■ **Exercise prompt**
Reply with nothing except the number of lines that contain the word "助理讲师".

····················

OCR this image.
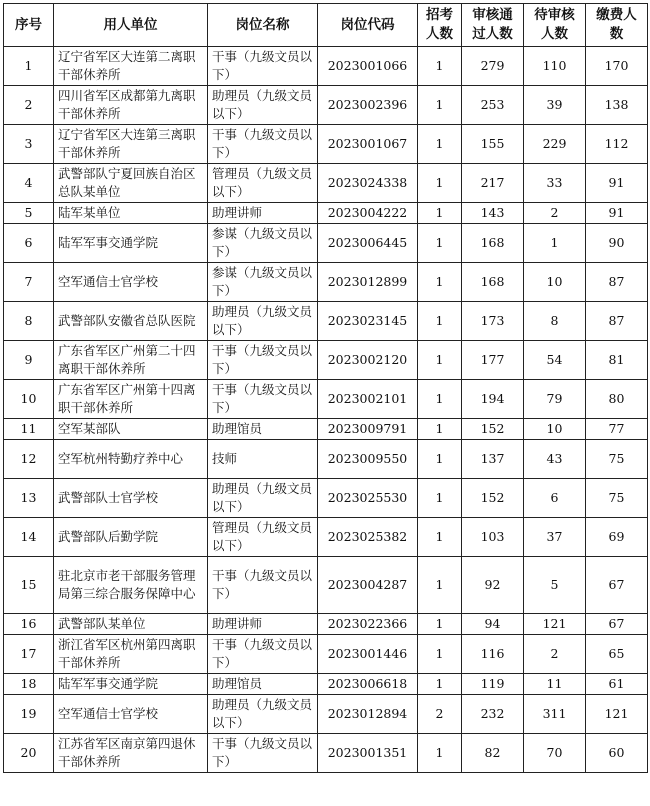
序号	用人单位	岗位名称	岗位代码	招考人数	审核通过人数	待审核人数	缴费人数
1	辽宁省军区大连第二离职干部休养所	干事（九级文员以下）	2023001066	1	279	110	170
2	四川省军区成都第九离职干部休养所	助理员（九级文员以下）	2023002396	1	253	39	138
3	辽宁省军区大连第三离职干部休养所	干事（九级文员以下）	2023001067	1	155	229	112
4	武警部队宁夏回族自治区总队某单位	管理员（九级文员以下）	2023024338	1	217	33	91
5	陆军某单位	助理讲师	2023004222	1	143	2	91
6	陆军军事交通学院	参谋（九级文员以下）	2023006445	1	168	1	90
7	空军通信士官学校	参谋（九级文员以下）	2023012899	1	168	10	87
8	武警部队安徽省总队医院	助理员（九级文员以下）	2023023145	1	173	8	87
9	广东省军区广州第二十四离职干部休养所	干事（九级文员以下）	2023002120	1	177	54	81
10	广东省军区广州第十四离职干部休养所	干事（九级文员以下）	2023002101	1	194	79	80
11	空军某部队	助理馆员	2023009791	1	152	10	77
12	空军杭州特勤疗养中心	技师	2023009550	1	137	43	75
13	武警部队士官学校	助理员（九级文员以下）	2023025530	1	152	6	75
14	武警部队后勤学院	管理员（九级文员以下）	2023025382	1	103	37	69
15	驻北京市老干部服务管理局第三综合服务保障中心	干事（九级文员以下）	2023004287	1	92	5	67
16	武警部队某单位	助理讲师	2023022366	1	94	121	67
17	浙江省军区杭州第四离职干部休养所	干事（九级文员以下）	2023001446	1	116	2	65
18	陆军军事交通学院	助理馆员	2023006618	1	119	11	61
19	空军通信士官学校	助理员（九级文员以下）	2023012894	2	232	311	121
20	江苏省军区南京第四退休干部休养所	干事（九级文员以下）	2023001351	1	82	70	60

····················

■ **Written response**
2